» **Records for the exercise**:

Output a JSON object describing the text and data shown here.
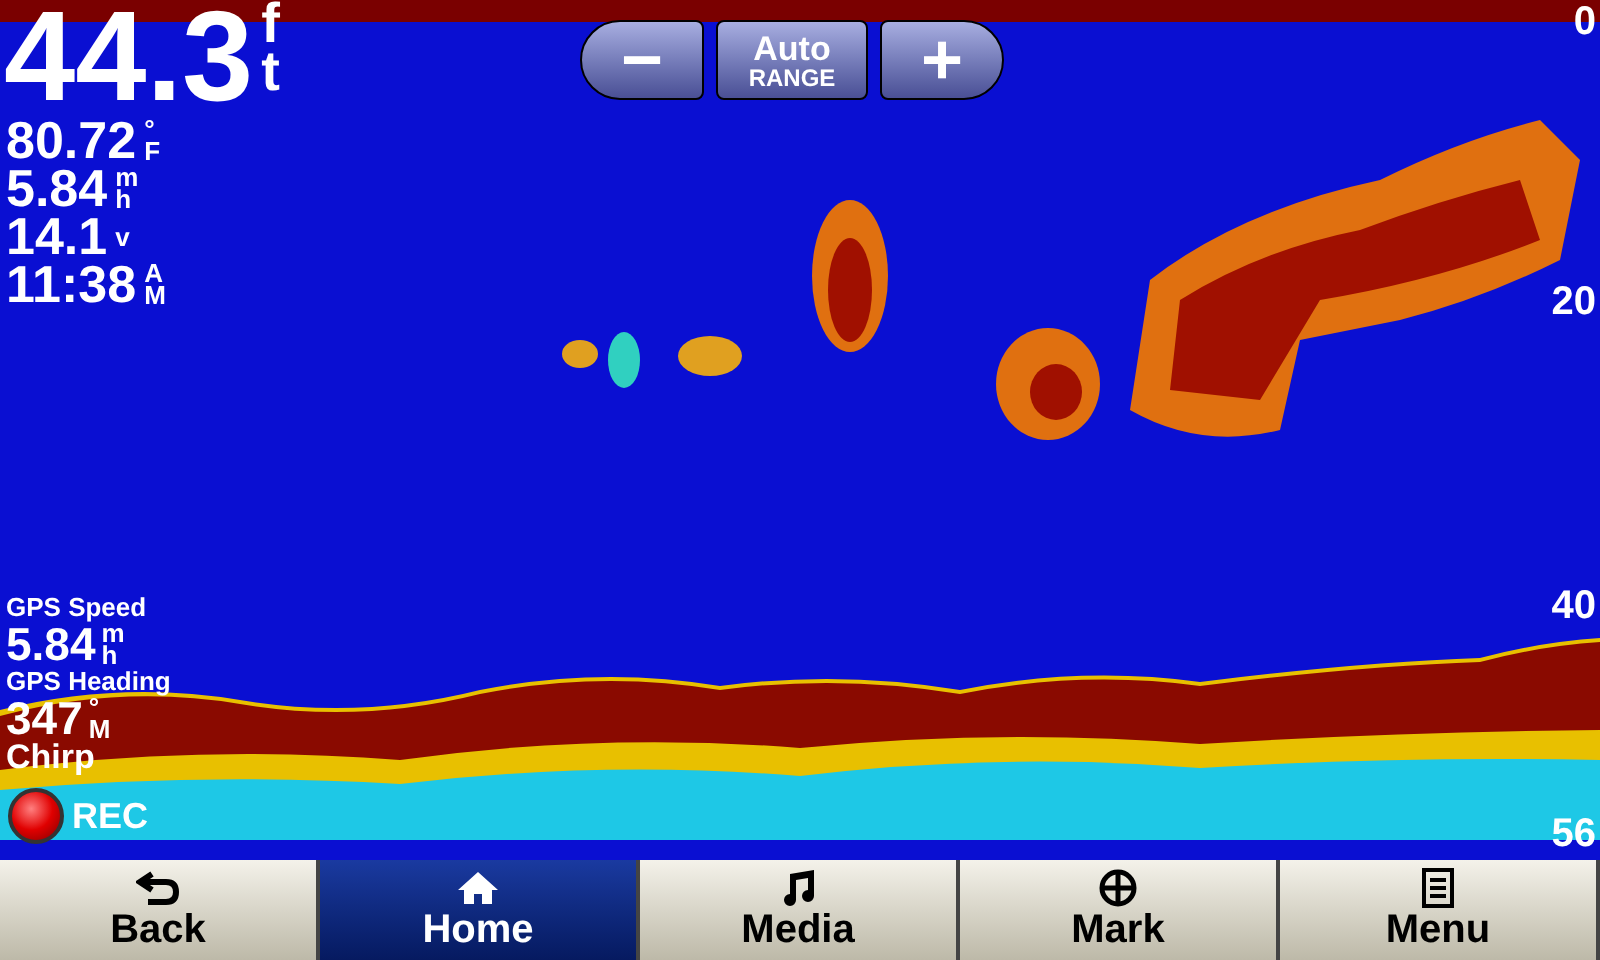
{
  "depth": {
    "value": "44.3",
    "unit": [
      "f",
      "t"
    ]
  },
  "readings": [
    {
      "value": "80.72",
      "unit": [
        "°",
        "F"
      ]
    },
    {
      "value": "5.84",
      "unit": [
        "m",
        "h"
      ]
    },
    {
      "value": "14.1",
      "unit": [
        "v"
      ]
    },
    {
      "value": "11:38",
      "unit": [
        "A",
        "M"
      ]
    }
  ],
  "range_controls": {
    "minus": "−",
    "auto": "Auto",
    "range": "RANGE",
    "plus": "+"
  },
  "depth_scale": [
    "0",
    "20",
    "40",
    "56"
  ],
  "gps": [
    {
      "label": "GPS Speed",
      "value": "5.84",
      "unit": [
        "m",
        "h"
      ]
    },
    {
      "label": "GPS Heading",
      "value": "347",
      "unit": [
        "°",
        "M"
      ]
    }
  ],
  "mode": "Chirp",
  "record": {
    "label": "REC",
    "on": true
  },
  "nav": [
    {
      "label": "Back",
      "selected": false
    },
    {
      "label": "Home",
      "selected": true
    },
    {
      "label": "Media",
      "selected": false
    },
    {
      "label": "Mark",
      "selected": false
    },
    {
      "label": "Menu",
      "selected": false
    }
  ]
}
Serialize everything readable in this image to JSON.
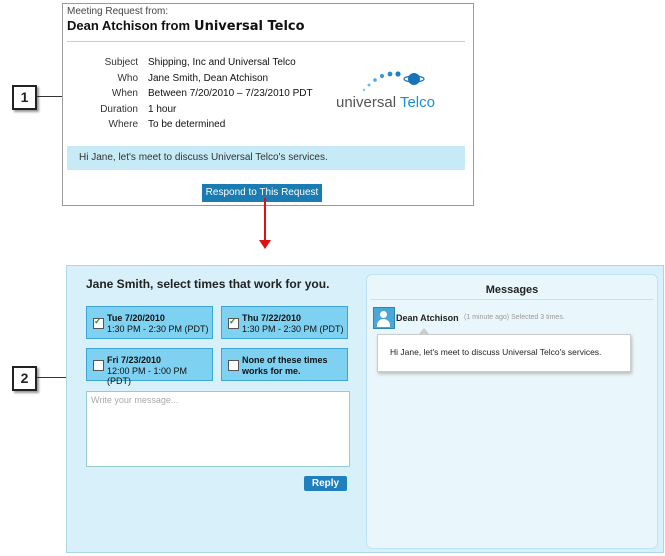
{
  "callouts": [
    "1",
    "2"
  ],
  "email": {
    "from_label": "Meeting Request from:",
    "from_name": "Dean Atchison from",
    "from_company": "Universal Telco",
    "fields": [
      {
        "key": "Subject",
        "value": "Shipping, Inc and Universal Telco"
      },
      {
        "key": "Who",
        "value": "Jane Smith, Dean Atchison"
      },
      {
        "key": "When",
        "value": "Between 7/20/2010 – 7/23/2010 PDT"
      },
      {
        "key": "Duration",
        "value": "1 hour"
      },
      {
        "key": "Where",
        "value": "To be determined"
      }
    ],
    "logo": {
      "word1": "universal",
      "word2": "Telco"
    },
    "message": "Hi Jane, let's meet to discuss Universal Telco's services.",
    "respond_button": "Respond to This Request"
  },
  "scheduler": {
    "title": "Jane Smith, select times that work for you.",
    "slots": [
      {
        "date": "Tue 7/20/2010",
        "time": "1:30 PM - 2:30 PM (PDT)",
        "checked": true
      },
      {
        "date": "Thu 7/22/2010",
        "time": "1:30 PM - 2:30 PM (PDT)",
        "checked": true
      },
      {
        "date": "Fri 7/23/2010",
        "time": "12:00 PM - 1:00 PM (PDT)",
        "checked": false
      },
      {
        "date": "None of these times",
        "time": "works for me.",
        "checked": false
      }
    ],
    "message_placeholder": "Write your message...",
    "reply_button": "Reply"
  },
  "messages": {
    "title": "Messages",
    "author": "Dean Atchison",
    "meta": "(1 minute ago)  Selected 3 times.",
    "text": "Hi Jane, let's meet to discuss Universal Telco's services."
  },
  "colors": {
    "accent": "#1a7cb3",
    "arrow": "#dd1111",
    "panel_bg": "#d7f0fa",
    "slot_bg": "#7fd1f2"
  }
}
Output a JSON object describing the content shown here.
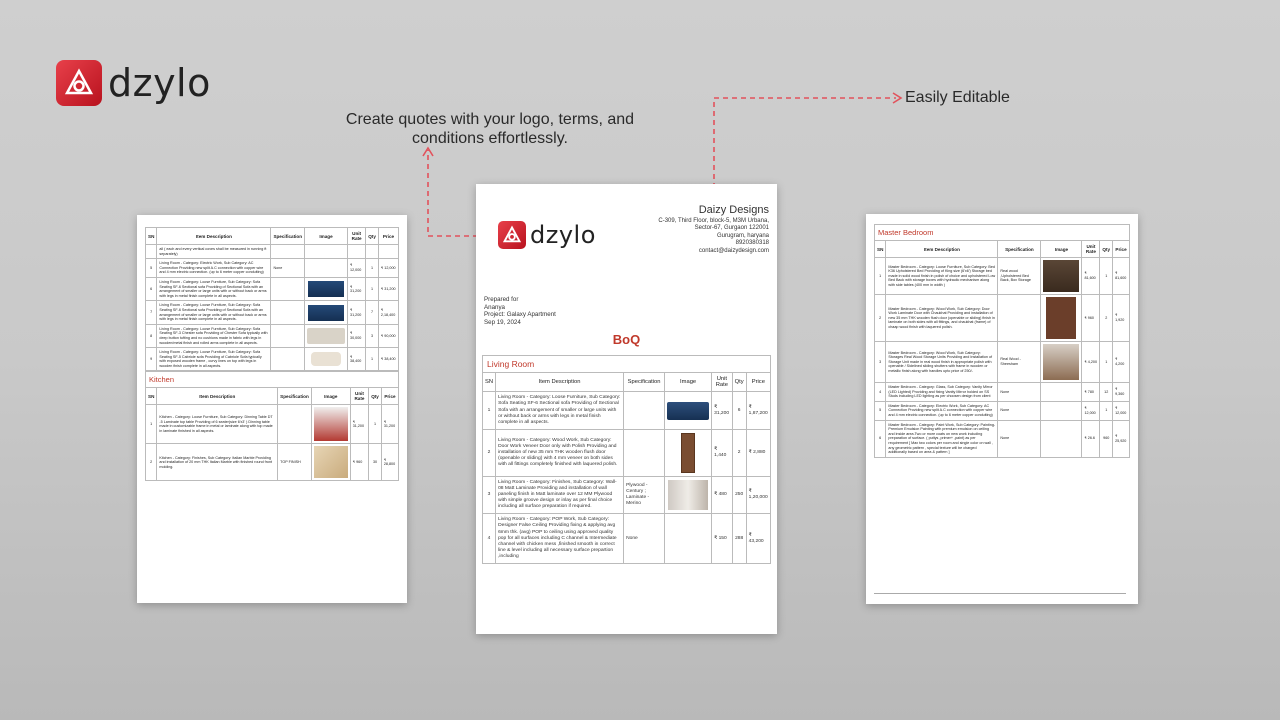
{
  "brand": {
    "name": "dzylo",
    "accent": "#c0392b"
  },
  "callouts": {
    "main": "Create quotes with your logo, terms, and conditions effortlessly.",
    "edit": "Easily Editable"
  },
  "center": {
    "company": {
      "name": "Daizy Designs",
      "lines": [
        "C-309, Third Floor, block-5, M3M Urbana,",
        "Sector-67, Gurgaon 122001",
        "Gurugram, haryana",
        "8920380318",
        "contact@daizydesign.com"
      ]
    },
    "prepared": {
      "label": "Prepared for",
      "name": "Ananya",
      "project": "Project: Galaxy Apartment",
      "date": "Sep 19, 2024"
    },
    "title": "BoQ",
    "section": "Living Room",
    "headers": [
      "SN",
      "Item Description",
      "Specification",
      "Image",
      "Unit Rate",
      "Qty",
      "Price"
    ],
    "rows": [
      {
        "sn": "1",
        "desc": "Living Room - Category: Loose Furniture, Sub Category: Sofa Seating\nSF-6 Sectional sofa\nProviding of Sectional Sofa with an arrangement of smaller or large units with or without back or arms with legs in metal finish complete in all aspects.",
        "spec": "",
        "rate": "₹ 31,200",
        "qty": "6",
        "price": "₹ 1,87,200"
      },
      {
        "sn": "2",
        "desc": "Living Room - Category: Wood Work, Sub Category: Door Work\nVeneer Door only with Polish\nProviding and installation of new 35 mm THK wooden flush door (openable or sliding) with 4 mm veneer on both sides with all fittings completely finished with laquered polish.",
        "spec": "",
        "rate": "₹ 1,440",
        "qty": "2",
        "price": "₹ 2,880"
      },
      {
        "sn": "3",
        "desc": "Living Room - Category: Finishes, Sub Category: Wall-08 Matt Laminate\nProviding and installation of wall paneling finish in Matt laminate over 12 MM Plywood with simple groove design or inlay as per final choice including all surface preparation if required.",
        "spec": "Plywood - Century ; Laminate - Merino",
        "rate": "₹ 480",
        "qty": "250",
        "price": "₹ 1,20,000"
      },
      {
        "sn": "4",
        "desc": "Living Room - Category: POP Work, Sub Category: Designer False Ceiling\nProviding fixing & applying avg 6mm thk. (avg) POP to ceiling using approved quality pop for all surfaces including C channel & Intermediate channel with chicken mess ,finished smooth in correct line & level including all necessary surface prepartion ,including",
        "spec": "None",
        "rate": "₹ 150",
        "qty": "288",
        "price": "₹ 43,200"
      }
    ]
  },
  "left": {
    "headers": [
      "SN",
      "Item Description",
      "Specification",
      "Image",
      "Unit Rate",
      "Qty",
      "Price"
    ],
    "rows": [
      {
        "sn": "",
        "desc": "all ( each and every vertical coves shall be measured in running ft separately)",
        "spec": "",
        "rate": "",
        "qty": "",
        "price": ""
      },
      {
        "sn": "5",
        "desc": "Living Room - Category: Electric Work, Sub Category: AC Connection\nProviding new split A.C connection with copper wire and 4 mm electric connection. (up to 6 meter copper conduiting)",
        "spec": "None",
        "rate": "₹ 12,000",
        "qty": "1",
        "price": "₹ 12,000"
      },
      {
        "sn": "6",
        "desc": "Living Room - Category: Loose Furniture, Sub Category: Sofa Seating\nSF-6 Sectional sofa\nProviding of Sectional Sofa with an arrangement of smaller or large units with or without back or arms with legs in metal finish complete in all aspects.",
        "spec": "",
        "rate": "₹ 31,200",
        "qty": "1",
        "price": "₹ 31,200"
      },
      {
        "sn": "7",
        "desc": "Living Room - Category: Loose Furniture, Sub Category: Sofa Seating\nSF-6 Sectional sofa\nProviding of Sectional Sofa with an arrangement of smaller or large units with or without back or arms with legs in metal finish complete in all aspects.",
        "spec": "",
        "rate": "₹ 31,200",
        "qty": "7",
        "price": "₹ 2,18,400"
      },
      {
        "sn": "8",
        "desc": "Living Room - Category: Loose Furniture, Sub Category: Sofa Seating\nSF-3 Chester sofa\nProviding of Chester Sofa typically with deep button tufting and no cushions made in fabric with legs in wooden/metal finish and rolled arms complete in all aspects.",
        "spec": "",
        "rate": "₹ 30,000",
        "qty": "3",
        "price": "₹ 90,000"
      },
      {
        "sn": "9",
        "desc": "Living Room - Category: Loose Furniture, Sub Category: Sofa Seating\nSF-5 Cabriole sofa\nProviding of Cabriole Sofa typically with exposed wooden frame , curvy lines on top with legs in wooden finish complete in all aspects.",
        "spec": "",
        "rate": "₹ 38,400",
        "qty": "1",
        "price": "₹ 38,400"
      }
    ],
    "section2": "Kitchen",
    "rows2": [
      {
        "sn": "1",
        "desc": "Kitchen - Category: Loose Furniture, Sub Category: Dinning Table\nDT -5 Laminate top table\nProviding of 6 seater(size 6'x3' ) Dinning table made in customizable frame in metal or laminate along with top made in laminate finished in all aspects.",
        "spec": "",
        "rate": "₹ 31,200",
        "qty": "1",
        "price": "₹ 31,200"
      },
      {
        "sn": "2",
        "desc": "Kitchen - Category: Finishes, Sub Category: Italian Marble\nProviding and installation of 20 mm THK Italian Marble with finished round front molding.",
        "spec": "TOP FINISH",
        "rate": "₹ 960",
        "qty": "30",
        "price": "₹ 28,800"
      }
    ]
  },
  "right": {
    "section": "Master Bedroom",
    "headers": [
      "SN",
      "Item Description",
      "Specification",
      "Image",
      "Unit Rate",
      "Qty",
      "Price"
    ],
    "rows": [
      {
        "sn": "1",
        "desc": "Master Bedroom - Category: Loose Furniture, Sub Category: Bed\nK36 Upholstered Bed\nProviding of King size (6'x6') Storage bed made in solid wood finish in polish of choice and upholstered Low Bed Back with storage boxes with hydraulic mechanism along with side tables (400 mm in width )",
        "spec": "Real wood ,Upholstered Bed Back, Box Storage",
        "rate": "₹ 81,600",
        "qty": "1",
        "price": "₹ 81,600"
      },
      {
        "sn": "2",
        "desc": "Master Bedroom - Category: Wood Work, Sub Category: Door Work\nLaminate Door with Chaukhat\nProviding and installation of new 35 mm THK wooden flush door (openable or sliding) finish in laminate on both sides with all fittings, and chaukhat (frame) of chaap wood finish with laquered polish.",
        "spec": "",
        "rate": "₹ 960",
        "qty": "2",
        "price": "₹ 1,920"
      },
      {
        "sn": "3",
        "desc": "Master Bedroom - Category: Wood Work, Sub Category: Storages\nReal Wood Storage Units\nProviding and Installation of Storage Unit made in real wood finish in appropriate polish with openable / Sidelined sliding shutters with frame in wooden or metallic finish along with handles upto price of 250/-",
        "spec": "Real Wood - Sheesham",
        "rate": "₹ 4,200",
        "qty": "1",
        "price": "₹ 4,200"
      },
      {
        "sn": "4",
        "desc": "Master Bedroom - Category: Glass, Sub Category: Vanity Mirror (LED Lighted)\nProviding and fixing Vanity Mirror holded on SS Studs including LED lighting as per choosen design from client",
        "spec": "None",
        "rate": "₹ 780",
        "qty": "12",
        "price": "₹ 9,360"
      },
      {
        "sn": "5",
        "desc": "Master Bedroom - Category: Electric Work, Sub Category:\nAC Connection\nProviding new split A.C connection with copper wire and 4 mm electric connection. (up to 6 meter copper conduiting)",
        "spec": "None",
        "rate": "₹ 12,000",
        "qty": "1",
        "price": "₹ 12,000"
      },
      {
        "sn": "6",
        "desc": "Master Bedroom - Category: Paint Work, Sub Category:\nPainting-Premium Emulsion\nPainting with premium emulsion on ceiling and inside area.Two or more coats on new work including preparation of surface. ( puttys ,primer+ ,paint) as per\n requirement [ Max two colors per room and single color on wall , any geometric pattern , special texture will be charged additionally based on area & pattern ]",
        "spec": "None",
        "rate": "₹ 26.6",
        "qty": "960",
        "price": "₹ 25,920"
      }
    ]
  }
}
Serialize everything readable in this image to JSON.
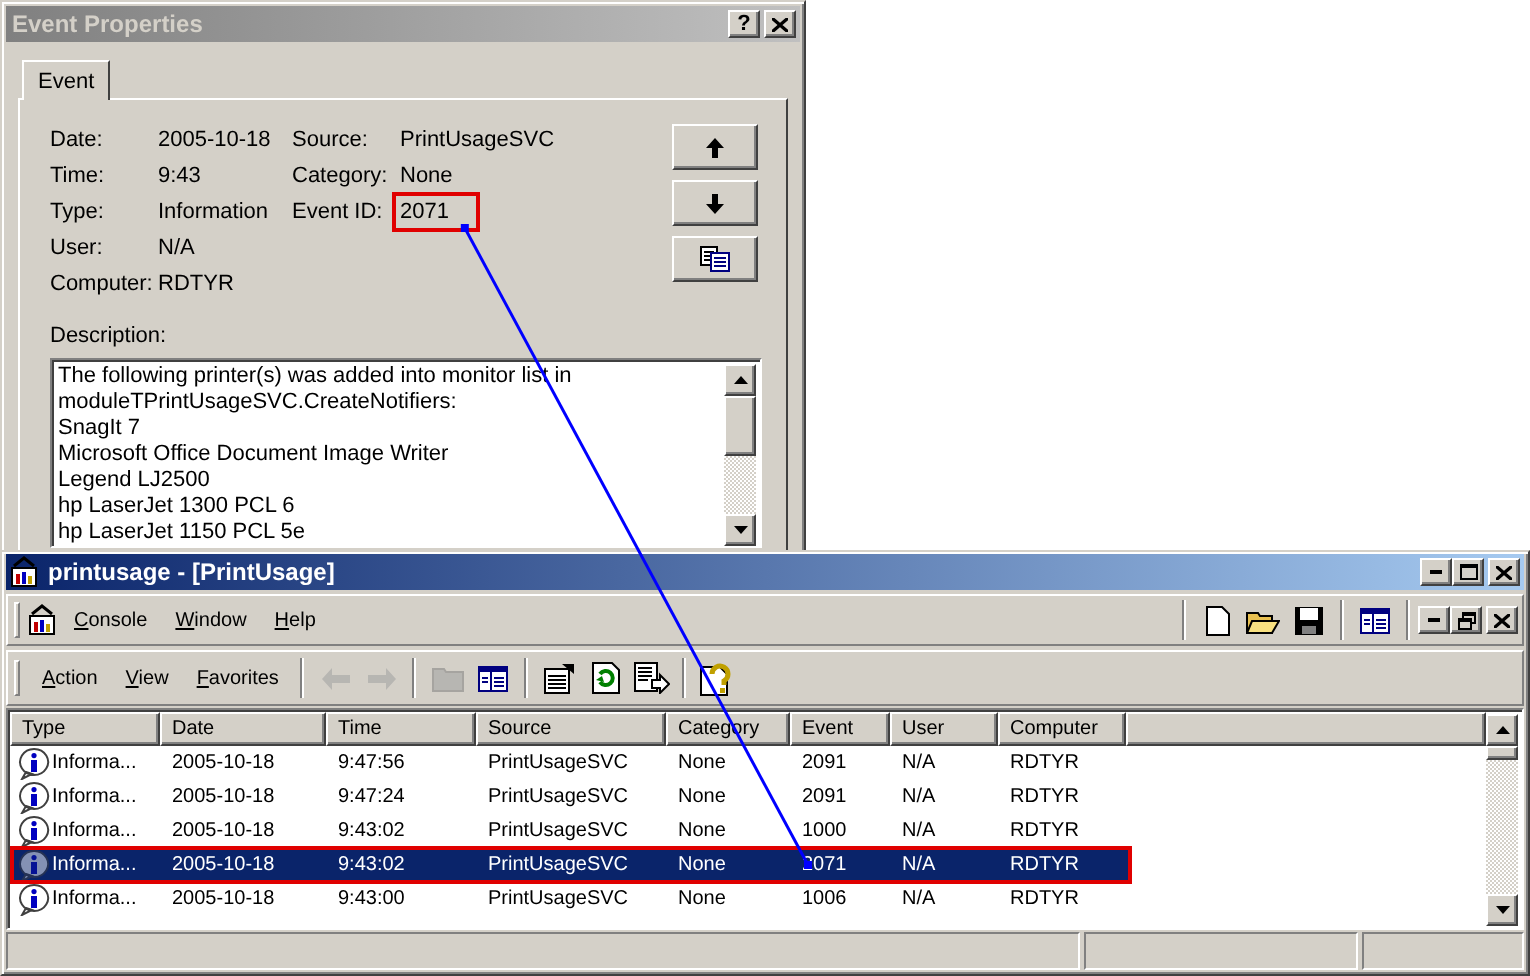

» **Task**: Find the word "Atchison" in the entries above and gather every line that holds it.

» **Answer in full**:
    "from_name": "Dean Atchison from",
        "value": "Jane Smith, Dean Atchison"
    "author": "Dean Atchison",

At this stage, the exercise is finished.